WHAT IS REQUIRED: Your answer must be an exact transcription of every record below, with the pictures omitted.

DATA below:

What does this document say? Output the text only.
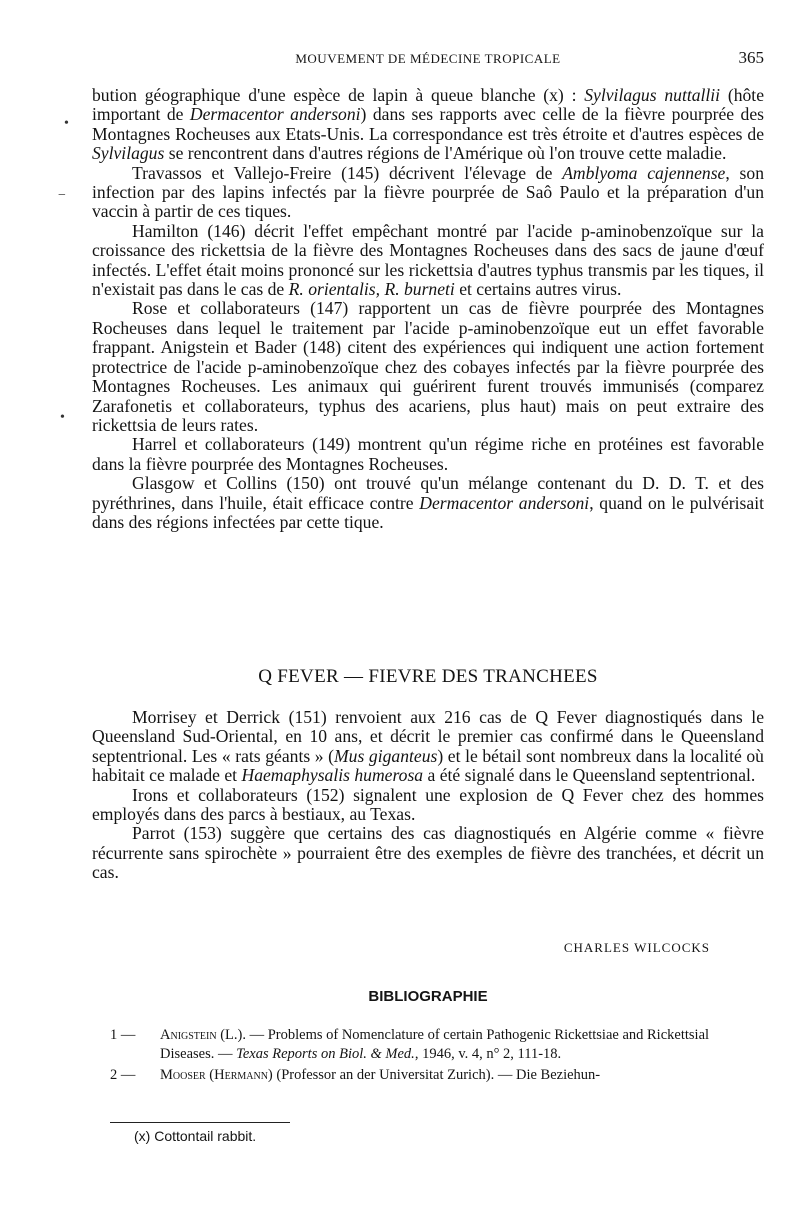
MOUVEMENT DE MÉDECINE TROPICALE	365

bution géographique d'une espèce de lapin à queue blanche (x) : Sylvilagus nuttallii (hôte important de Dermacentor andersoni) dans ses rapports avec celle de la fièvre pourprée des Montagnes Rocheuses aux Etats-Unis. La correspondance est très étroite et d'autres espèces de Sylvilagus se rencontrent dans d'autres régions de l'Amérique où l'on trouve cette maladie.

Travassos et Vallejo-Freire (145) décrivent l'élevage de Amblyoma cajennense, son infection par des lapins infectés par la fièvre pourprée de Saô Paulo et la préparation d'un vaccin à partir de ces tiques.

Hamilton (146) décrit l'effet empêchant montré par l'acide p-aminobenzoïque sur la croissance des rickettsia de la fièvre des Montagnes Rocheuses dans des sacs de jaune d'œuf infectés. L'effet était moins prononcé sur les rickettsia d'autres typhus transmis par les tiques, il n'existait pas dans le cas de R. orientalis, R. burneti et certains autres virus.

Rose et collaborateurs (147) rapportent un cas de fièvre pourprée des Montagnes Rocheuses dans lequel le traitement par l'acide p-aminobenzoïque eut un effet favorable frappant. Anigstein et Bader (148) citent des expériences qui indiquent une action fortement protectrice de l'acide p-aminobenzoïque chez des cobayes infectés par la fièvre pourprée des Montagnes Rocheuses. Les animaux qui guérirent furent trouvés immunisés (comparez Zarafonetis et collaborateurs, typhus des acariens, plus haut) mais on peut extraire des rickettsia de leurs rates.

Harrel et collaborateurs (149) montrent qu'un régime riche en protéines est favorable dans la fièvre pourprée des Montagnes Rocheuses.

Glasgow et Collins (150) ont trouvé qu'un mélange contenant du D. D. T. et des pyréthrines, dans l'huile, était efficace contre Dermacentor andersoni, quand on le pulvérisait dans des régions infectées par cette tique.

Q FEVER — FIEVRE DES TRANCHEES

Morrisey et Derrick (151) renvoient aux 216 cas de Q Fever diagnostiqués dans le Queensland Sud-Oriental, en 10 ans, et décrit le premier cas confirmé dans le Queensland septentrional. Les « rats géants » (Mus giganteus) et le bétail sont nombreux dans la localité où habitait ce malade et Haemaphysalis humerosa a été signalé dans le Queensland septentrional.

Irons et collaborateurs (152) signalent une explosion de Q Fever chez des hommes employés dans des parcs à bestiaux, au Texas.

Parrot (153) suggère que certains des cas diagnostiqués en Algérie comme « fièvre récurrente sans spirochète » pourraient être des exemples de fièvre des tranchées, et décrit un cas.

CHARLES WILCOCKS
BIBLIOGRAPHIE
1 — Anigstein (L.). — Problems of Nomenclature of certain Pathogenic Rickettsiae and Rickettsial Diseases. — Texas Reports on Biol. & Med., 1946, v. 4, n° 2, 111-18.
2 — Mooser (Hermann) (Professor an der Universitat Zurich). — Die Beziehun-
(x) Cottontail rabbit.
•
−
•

End of DATA.

EXERCISE OUTPUT:
What does this document say? Output the text only.
MOUVEMENT DE MÉDECINE TROPICALE	365

bution géographique d'une espèce de lapin à queue blanche (x) : Sylvilagus nuttallii (hôte important de Dermacentor andersoni) dans ses rapports avec celle de la fièvre pourprée des Montagnes Rocheuses aux Etats-Unis. La correspondance est très étroite et d'autres espèces de Sylvilagus se rencontrent dans d'autres régions de l'Amérique où l'on trouve cette maladie.

Travassos et Vallejo-Freire (145) décrivent l'élevage de Amblyoma cajennense, son infection par des lapins infectés par la fièvre pourprée de Saô Paulo et la préparation d'un vaccin à partir de ces tiques.

Hamilton (146) décrit l'effet empêchant montré par l'acide p-aminobenzoïque sur la croissance des rickettsia de la fièvre des Montagnes Rocheuses dans des sacs de jaune d'œuf infectés. L'effet était moins prononcé sur les rickettsia d'autres typhus transmis par les tiques, il n'existait pas dans le cas de R. orientalis, R. burneti et certains autres virus.

Rose et collaborateurs (147) rapportent un cas de fièvre pourprée des Montagnes Rocheuses dans lequel le traitement par l'acide p-aminobenzoïque eut un effet favorable frappant. Anigstein et Bader (148) citent des expériences qui indiquent une action fortement protectrice de l'acide p-aminobenzoïque chez des cobayes infectés par la fièvre pourprée des Montagnes Rocheuses. Les animaux qui guérirent furent trouvés immunisés (comparez Zarafonetis et collaborateurs, typhus des acariens, plus haut) mais on peut extraire des rickettsia de leurs rates.

Harrel et collaborateurs (149) montrent qu'un régime riche en protéines est favorable dans la fièvre pourprée des Montagnes Rocheuses.

Glasgow et Collins (150) ont trouvé qu'un mélange contenant du D. D. T. et des pyréthrines, dans l'huile, était efficace contre Dermacentor andersoni, quand on le pulvérisait dans des régions infectées par cette tique.

Q FEVER — FIEVRE DES TRANCHEES

Morrisey et Derrick (151) renvoient aux 216 cas de Q Fever diagnostiqués dans le Queensland Sud-Oriental, en 10 ans, et décrit le premier cas confirmé dans le Queensland septentrional. Les « rats géants » (Mus giganteus) et le bétail sont nombreux dans la localité où habitait ce malade et Haemaphysalis humerosa a été signalé dans le Queensland septentrional.

Irons et collaborateurs (152) signalent une explosion de Q Fever chez des hommes employés dans des parcs à bestiaux, au Texas.

Parrot (153) suggère que certains des cas diagnostiqués en Algérie comme « fièvre récurrente sans spirochète » pourraient être des exemples de fièvre des tranchées, et décrit un cas.

CHARLES WILCOCKS
BIBLIOGRAPHIE
1 — Anigstein (L.). — Problems of Nomenclature of certain Pathogenic Rickettsiae and Rickettsial Diseases. — Texas Reports on Biol. & Med., 1946, v. 4, n° 2, 111-18.
2 — Mooser (Hermann) (Professor an der Universitat Zurich). — Die Beziehun-
(x) Cottontail rabbit.
•
−
•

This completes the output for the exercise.